> [TO DO]
Reproduce every entry below precisely; do not include the pictures.

— start SUPPLIED ENTRIES —

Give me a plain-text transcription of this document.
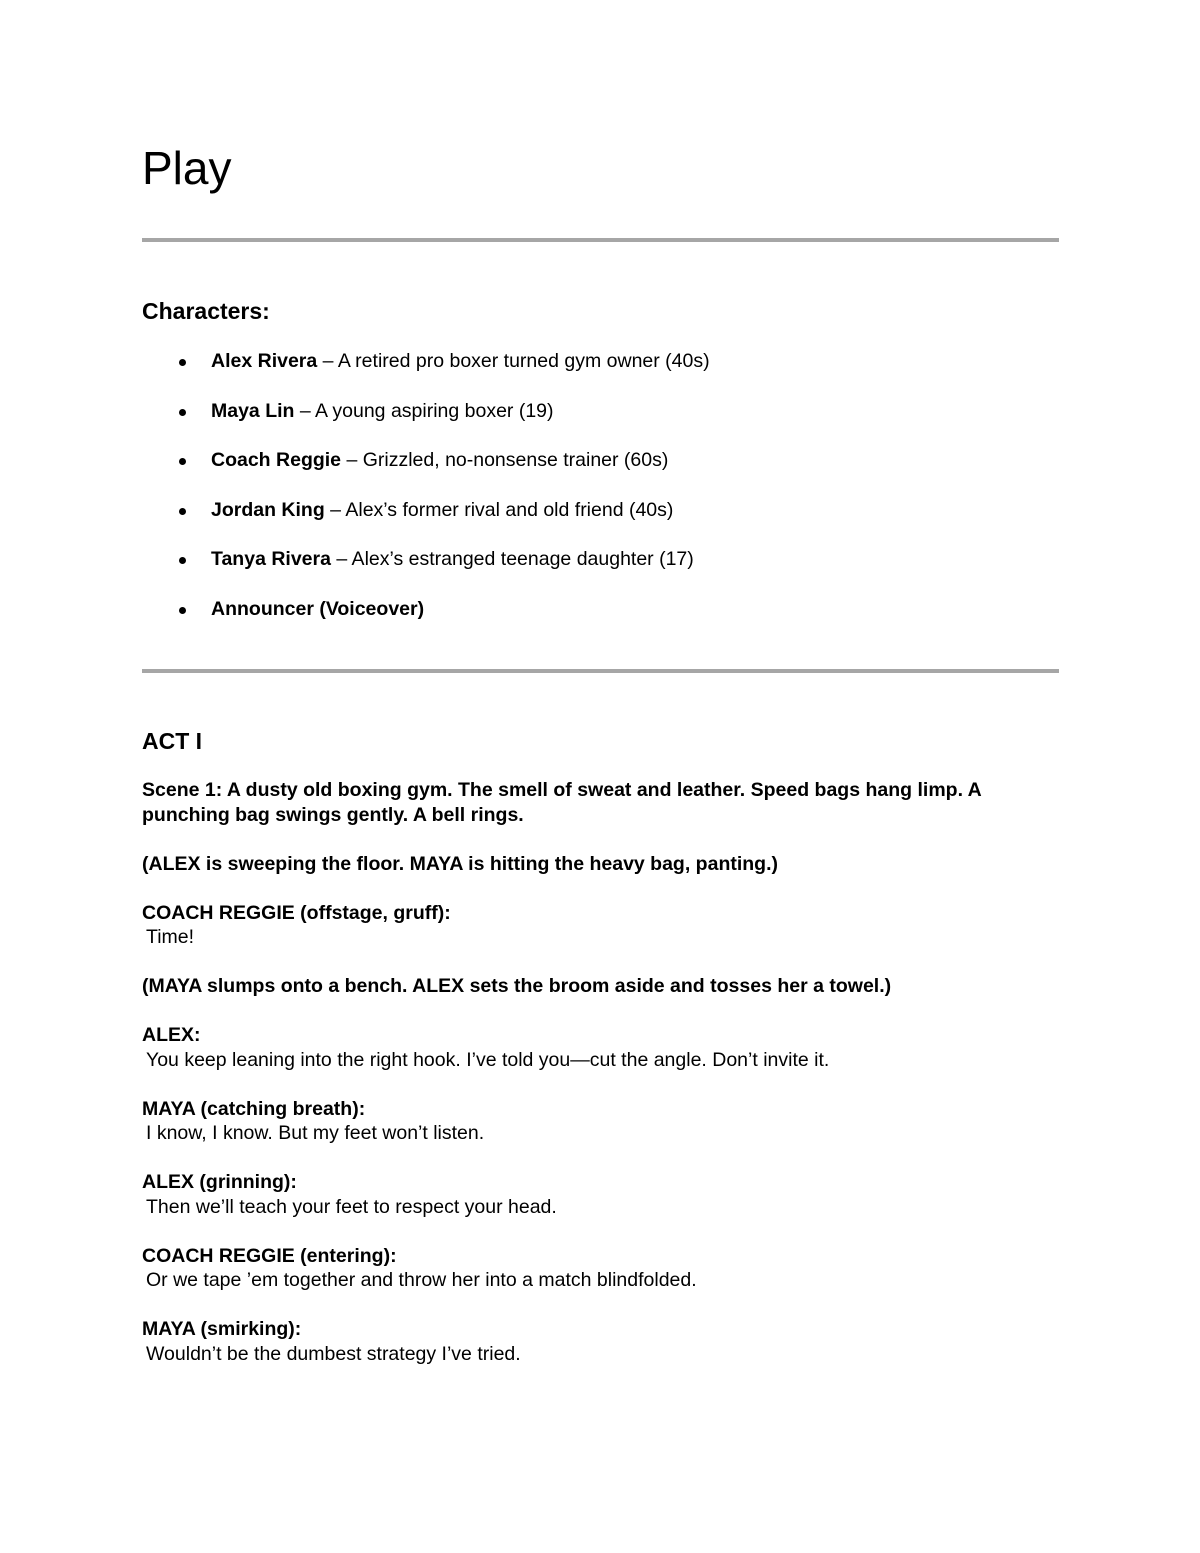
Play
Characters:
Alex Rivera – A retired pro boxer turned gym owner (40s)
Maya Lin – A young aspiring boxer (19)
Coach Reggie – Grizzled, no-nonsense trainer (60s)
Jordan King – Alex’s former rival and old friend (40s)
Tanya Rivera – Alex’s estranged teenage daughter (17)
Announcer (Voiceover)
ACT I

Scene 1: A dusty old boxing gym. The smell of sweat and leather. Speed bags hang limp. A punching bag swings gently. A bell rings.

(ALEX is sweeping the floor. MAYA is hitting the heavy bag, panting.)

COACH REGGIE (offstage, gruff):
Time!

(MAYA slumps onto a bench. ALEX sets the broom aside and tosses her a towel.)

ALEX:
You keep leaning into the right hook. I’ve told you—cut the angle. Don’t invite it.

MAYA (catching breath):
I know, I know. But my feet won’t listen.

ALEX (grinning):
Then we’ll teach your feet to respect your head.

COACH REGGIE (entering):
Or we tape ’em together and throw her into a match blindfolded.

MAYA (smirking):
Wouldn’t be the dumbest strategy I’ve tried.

— end SUPPLIED ENTRIES —

> [CORRECT OUTPUT]
Give me a plain-text transcription of this document.
Play
Characters:
Alex Rivera – A retired pro boxer turned gym owner (40s)
Maya Lin – A young aspiring boxer (19)
Coach Reggie – Grizzled, no-nonsense trainer (60s)
Jordan King – Alex’s former rival and old friend (40s)
Tanya Rivera – Alex’s estranged teenage daughter (17)
Announcer (Voiceover)
ACT I

Scene 1: A dusty old boxing gym. The smell of sweat and leather. Speed bags hang limp. A punching bag swings gently. A bell rings.

(ALEX is sweeping the floor. MAYA is hitting the heavy bag, panting.)

COACH REGGIE (offstage, gruff):
Time!

(MAYA slumps onto a bench. ALEX sets the broom aside and tosses her a towel.)

ALEX:
You keep leaning into the right hook. I’ve told you—cut the angle. Don’t invite it.

MAYA (catching breath):
I know, I know. But my feet won’t listen.

ALEX (grinning):
Then we’ll teach your feet to respect your head.

COACH REGGIE (entering):
Or we tape ’em together and throw her into a match blindfolded.

MAYA (smirking):
Wouldn’t be the dumbest strategy I’ve tried.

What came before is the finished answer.